§ **Written task**
The records below are split into lines. How many of those lines contain the string "basano"? Reply with the number only.

§ **Given information**
--- start ---
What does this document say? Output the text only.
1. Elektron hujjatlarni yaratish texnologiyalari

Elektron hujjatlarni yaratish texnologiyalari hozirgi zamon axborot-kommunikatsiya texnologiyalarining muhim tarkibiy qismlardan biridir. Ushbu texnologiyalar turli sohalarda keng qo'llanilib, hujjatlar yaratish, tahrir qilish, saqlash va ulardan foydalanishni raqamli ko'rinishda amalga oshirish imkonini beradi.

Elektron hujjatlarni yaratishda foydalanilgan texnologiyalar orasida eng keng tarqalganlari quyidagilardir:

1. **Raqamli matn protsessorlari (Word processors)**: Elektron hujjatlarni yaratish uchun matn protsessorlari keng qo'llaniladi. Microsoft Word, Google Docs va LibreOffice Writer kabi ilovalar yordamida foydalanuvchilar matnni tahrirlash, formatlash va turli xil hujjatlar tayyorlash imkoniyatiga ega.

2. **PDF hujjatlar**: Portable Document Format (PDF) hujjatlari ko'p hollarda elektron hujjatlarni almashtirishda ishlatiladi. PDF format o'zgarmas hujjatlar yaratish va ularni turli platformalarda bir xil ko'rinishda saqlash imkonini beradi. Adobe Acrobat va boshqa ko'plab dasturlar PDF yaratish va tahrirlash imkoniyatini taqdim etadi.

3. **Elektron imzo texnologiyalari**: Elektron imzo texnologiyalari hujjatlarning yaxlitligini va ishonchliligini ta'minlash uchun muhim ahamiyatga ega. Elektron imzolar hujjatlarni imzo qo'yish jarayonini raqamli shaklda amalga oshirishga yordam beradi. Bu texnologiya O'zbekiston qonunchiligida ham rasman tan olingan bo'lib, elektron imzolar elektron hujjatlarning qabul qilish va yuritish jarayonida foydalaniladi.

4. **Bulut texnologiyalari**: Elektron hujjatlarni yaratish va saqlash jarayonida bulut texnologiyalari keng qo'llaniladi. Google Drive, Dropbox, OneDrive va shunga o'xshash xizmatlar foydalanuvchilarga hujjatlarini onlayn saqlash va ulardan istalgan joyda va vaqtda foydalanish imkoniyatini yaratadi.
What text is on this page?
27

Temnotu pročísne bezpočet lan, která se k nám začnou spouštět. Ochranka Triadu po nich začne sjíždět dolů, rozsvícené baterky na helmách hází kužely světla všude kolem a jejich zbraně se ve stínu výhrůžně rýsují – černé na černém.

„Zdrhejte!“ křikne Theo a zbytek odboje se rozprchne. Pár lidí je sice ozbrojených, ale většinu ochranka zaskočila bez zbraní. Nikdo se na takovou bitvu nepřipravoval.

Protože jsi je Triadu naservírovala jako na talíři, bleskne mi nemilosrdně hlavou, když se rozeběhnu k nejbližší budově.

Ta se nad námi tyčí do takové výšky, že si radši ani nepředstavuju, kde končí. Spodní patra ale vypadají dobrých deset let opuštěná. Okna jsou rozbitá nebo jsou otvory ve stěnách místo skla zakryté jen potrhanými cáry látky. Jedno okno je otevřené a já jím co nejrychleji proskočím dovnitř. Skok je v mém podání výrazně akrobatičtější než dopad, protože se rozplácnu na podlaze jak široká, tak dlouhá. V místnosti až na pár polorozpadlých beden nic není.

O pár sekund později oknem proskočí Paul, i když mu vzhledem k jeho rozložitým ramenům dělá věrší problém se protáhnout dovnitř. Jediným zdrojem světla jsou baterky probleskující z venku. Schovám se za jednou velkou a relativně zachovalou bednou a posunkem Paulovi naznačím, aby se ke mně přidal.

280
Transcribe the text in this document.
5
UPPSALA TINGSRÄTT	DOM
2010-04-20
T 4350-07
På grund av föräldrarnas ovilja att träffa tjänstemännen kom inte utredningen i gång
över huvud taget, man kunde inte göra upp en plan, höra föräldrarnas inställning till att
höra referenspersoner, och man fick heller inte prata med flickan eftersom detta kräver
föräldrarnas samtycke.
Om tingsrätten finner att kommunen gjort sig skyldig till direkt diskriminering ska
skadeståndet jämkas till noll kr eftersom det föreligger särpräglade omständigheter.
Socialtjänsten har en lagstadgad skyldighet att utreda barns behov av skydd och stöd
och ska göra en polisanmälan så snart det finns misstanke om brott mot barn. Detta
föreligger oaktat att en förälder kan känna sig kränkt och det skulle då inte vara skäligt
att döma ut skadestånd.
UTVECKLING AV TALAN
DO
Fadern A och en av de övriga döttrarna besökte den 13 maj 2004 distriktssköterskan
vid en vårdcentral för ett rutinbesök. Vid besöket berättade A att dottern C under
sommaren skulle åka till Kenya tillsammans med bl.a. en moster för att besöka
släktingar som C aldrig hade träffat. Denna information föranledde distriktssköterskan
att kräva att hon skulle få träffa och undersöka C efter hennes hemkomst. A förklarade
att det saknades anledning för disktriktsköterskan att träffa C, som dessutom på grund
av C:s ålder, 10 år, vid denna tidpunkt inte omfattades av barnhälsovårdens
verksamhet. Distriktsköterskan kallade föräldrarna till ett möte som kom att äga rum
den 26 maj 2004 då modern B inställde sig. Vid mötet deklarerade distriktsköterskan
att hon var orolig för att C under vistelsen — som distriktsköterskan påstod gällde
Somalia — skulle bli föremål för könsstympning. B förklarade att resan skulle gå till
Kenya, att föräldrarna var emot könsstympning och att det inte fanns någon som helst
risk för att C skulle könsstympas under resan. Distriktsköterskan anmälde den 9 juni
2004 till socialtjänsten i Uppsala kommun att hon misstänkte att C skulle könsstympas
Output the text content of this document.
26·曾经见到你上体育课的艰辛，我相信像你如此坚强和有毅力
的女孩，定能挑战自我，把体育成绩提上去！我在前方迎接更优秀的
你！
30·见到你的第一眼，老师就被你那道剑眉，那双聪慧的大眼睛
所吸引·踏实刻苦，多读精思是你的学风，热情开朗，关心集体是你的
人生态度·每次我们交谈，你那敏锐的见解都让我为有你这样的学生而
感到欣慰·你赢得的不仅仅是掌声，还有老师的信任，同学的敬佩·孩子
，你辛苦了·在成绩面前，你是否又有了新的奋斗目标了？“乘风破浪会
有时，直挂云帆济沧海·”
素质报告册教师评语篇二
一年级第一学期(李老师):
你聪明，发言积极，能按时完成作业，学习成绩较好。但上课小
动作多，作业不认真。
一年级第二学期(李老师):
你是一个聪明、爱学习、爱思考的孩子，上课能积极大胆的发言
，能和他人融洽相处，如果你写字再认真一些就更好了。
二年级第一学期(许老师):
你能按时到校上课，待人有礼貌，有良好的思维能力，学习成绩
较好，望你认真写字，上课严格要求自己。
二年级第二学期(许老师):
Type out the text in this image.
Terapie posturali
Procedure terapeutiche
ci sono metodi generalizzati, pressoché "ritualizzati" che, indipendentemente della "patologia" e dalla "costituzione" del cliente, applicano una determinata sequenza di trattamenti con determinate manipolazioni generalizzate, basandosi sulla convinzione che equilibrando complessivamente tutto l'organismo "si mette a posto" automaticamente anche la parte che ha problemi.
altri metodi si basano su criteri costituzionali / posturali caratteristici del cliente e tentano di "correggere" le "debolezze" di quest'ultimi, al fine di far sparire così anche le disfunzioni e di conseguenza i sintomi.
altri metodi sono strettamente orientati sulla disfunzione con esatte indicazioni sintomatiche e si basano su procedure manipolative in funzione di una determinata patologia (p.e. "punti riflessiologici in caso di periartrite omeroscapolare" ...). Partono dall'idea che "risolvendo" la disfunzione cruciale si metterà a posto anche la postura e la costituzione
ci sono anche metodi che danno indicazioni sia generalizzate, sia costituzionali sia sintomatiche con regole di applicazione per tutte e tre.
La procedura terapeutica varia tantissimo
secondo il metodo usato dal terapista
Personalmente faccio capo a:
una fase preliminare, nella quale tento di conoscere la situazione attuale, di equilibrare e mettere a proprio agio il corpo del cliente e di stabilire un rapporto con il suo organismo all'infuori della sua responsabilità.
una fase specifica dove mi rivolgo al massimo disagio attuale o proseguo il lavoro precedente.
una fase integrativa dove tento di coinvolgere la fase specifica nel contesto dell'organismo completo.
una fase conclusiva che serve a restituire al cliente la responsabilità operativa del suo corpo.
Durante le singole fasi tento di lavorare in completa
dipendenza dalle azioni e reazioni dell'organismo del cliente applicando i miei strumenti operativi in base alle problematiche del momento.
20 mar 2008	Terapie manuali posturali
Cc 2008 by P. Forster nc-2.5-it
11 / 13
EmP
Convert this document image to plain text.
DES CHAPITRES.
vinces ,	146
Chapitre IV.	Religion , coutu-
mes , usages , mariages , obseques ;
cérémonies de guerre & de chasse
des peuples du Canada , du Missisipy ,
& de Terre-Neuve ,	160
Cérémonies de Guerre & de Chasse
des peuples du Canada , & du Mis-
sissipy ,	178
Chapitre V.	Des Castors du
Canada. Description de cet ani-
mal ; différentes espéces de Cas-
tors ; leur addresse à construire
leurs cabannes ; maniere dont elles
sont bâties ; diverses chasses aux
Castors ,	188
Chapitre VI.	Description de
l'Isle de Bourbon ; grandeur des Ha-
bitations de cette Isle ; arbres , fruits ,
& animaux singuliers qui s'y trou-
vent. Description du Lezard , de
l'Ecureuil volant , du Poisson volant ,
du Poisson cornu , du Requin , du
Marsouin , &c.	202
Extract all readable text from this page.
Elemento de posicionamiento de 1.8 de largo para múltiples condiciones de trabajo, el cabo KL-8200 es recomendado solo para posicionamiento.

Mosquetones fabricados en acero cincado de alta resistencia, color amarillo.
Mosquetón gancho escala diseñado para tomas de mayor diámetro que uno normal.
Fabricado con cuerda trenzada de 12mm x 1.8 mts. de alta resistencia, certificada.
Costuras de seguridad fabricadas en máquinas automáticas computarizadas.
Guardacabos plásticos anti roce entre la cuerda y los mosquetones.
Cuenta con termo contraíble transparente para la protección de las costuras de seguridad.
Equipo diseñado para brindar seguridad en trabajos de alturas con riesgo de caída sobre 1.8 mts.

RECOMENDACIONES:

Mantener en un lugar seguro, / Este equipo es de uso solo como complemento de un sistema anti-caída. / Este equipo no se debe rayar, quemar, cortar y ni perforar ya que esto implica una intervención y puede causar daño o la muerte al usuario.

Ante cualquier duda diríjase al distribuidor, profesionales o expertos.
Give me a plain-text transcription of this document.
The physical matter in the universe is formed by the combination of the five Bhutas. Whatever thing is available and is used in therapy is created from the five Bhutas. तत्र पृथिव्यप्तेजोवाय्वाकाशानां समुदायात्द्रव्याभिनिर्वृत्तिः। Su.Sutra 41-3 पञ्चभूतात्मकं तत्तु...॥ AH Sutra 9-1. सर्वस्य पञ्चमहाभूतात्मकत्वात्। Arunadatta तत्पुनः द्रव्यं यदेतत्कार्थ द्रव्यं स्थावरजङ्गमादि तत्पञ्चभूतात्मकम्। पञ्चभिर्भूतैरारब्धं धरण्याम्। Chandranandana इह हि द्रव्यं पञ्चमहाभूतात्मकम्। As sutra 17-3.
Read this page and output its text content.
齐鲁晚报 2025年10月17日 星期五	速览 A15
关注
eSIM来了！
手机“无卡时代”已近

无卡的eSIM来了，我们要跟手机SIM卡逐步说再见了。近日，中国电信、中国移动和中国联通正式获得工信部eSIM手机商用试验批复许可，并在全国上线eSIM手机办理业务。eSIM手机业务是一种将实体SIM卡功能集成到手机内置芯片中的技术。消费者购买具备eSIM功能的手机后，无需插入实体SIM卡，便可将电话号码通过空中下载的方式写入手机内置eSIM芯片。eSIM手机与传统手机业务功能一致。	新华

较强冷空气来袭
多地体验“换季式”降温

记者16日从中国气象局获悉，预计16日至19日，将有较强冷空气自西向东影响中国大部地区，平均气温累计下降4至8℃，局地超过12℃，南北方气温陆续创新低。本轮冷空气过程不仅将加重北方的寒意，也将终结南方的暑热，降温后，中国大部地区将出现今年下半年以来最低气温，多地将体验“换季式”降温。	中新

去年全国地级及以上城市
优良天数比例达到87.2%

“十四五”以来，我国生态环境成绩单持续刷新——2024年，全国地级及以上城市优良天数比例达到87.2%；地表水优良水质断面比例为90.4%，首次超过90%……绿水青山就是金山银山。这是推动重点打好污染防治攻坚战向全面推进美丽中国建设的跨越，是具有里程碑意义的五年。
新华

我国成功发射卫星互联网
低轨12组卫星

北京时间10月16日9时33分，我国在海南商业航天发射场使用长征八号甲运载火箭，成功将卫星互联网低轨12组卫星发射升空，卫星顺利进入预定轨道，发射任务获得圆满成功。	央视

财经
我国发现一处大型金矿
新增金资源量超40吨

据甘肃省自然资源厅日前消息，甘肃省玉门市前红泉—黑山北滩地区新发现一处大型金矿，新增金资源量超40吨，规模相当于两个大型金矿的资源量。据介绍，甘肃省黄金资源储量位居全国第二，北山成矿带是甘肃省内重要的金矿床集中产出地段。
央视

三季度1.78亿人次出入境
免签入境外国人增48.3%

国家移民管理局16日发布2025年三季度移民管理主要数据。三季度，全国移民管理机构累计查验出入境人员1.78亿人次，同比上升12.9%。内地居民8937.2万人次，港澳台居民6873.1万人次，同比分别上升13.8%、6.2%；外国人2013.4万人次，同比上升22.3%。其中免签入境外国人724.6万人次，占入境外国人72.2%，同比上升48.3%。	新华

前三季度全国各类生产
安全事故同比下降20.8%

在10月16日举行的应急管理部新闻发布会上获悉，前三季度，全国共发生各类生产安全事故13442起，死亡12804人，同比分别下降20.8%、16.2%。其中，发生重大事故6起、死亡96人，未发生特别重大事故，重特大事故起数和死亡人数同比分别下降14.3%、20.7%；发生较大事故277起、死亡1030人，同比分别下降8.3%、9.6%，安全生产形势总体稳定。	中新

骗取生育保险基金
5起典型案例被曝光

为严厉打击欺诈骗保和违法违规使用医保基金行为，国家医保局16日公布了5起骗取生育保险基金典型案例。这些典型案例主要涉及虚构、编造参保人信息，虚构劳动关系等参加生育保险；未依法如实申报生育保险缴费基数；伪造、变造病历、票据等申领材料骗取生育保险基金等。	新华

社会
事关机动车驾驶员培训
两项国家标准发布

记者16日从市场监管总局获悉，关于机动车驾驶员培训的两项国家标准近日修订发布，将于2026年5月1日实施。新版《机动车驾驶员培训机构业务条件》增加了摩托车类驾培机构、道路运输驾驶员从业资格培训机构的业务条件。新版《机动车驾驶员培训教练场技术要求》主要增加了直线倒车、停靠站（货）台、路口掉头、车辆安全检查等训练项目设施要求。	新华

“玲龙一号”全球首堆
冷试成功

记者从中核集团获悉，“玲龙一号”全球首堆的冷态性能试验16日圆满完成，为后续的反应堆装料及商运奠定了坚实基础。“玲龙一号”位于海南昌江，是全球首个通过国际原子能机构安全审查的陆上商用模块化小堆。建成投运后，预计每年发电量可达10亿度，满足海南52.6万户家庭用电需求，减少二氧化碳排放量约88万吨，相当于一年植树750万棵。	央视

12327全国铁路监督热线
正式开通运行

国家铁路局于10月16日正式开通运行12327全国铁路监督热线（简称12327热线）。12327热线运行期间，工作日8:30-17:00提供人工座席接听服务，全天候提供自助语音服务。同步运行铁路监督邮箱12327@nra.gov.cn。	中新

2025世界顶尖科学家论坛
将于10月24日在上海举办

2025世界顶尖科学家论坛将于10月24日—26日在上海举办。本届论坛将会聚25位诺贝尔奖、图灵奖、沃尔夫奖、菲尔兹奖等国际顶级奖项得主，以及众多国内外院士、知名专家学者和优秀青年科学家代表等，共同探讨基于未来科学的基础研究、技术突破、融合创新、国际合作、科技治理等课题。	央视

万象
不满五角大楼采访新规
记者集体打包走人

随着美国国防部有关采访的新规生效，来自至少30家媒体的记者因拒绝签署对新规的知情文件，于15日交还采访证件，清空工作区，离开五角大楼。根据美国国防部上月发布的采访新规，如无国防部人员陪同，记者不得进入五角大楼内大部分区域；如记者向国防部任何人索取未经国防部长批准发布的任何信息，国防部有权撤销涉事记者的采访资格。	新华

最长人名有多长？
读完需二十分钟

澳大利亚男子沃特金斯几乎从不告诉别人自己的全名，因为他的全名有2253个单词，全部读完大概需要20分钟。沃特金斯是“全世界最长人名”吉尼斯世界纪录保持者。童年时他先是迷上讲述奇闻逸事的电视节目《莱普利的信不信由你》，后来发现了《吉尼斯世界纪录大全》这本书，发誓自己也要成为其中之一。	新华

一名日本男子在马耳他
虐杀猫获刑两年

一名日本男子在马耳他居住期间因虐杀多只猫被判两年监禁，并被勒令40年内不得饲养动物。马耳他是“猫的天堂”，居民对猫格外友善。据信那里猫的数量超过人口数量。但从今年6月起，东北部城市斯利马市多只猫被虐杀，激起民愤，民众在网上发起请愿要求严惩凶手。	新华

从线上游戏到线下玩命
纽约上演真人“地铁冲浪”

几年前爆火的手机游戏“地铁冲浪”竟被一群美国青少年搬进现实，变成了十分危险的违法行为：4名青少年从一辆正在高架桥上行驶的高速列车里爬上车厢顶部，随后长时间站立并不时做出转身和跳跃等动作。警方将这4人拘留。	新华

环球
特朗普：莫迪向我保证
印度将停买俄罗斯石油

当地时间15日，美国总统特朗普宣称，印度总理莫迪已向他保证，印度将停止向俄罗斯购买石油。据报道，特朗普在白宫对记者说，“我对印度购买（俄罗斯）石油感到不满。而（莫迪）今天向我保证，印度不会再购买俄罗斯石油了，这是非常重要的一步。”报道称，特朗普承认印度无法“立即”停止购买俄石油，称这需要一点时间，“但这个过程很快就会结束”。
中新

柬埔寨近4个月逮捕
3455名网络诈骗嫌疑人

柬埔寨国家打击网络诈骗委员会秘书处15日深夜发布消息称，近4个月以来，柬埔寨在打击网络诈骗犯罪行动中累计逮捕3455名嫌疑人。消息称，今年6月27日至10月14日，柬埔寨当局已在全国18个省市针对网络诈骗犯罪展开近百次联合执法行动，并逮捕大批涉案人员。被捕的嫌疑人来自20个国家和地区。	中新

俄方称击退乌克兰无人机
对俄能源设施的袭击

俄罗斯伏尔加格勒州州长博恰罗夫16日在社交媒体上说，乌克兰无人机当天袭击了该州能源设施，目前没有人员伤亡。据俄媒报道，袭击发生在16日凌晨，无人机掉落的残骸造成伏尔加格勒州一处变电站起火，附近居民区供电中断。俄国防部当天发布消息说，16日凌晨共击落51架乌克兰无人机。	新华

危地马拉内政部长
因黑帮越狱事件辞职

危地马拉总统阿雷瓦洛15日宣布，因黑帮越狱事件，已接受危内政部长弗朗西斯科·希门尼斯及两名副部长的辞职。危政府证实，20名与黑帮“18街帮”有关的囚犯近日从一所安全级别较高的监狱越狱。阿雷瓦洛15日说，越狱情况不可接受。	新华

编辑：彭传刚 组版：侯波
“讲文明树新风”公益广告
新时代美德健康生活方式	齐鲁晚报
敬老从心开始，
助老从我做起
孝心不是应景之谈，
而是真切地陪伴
--- end ---
§ **Response below**
2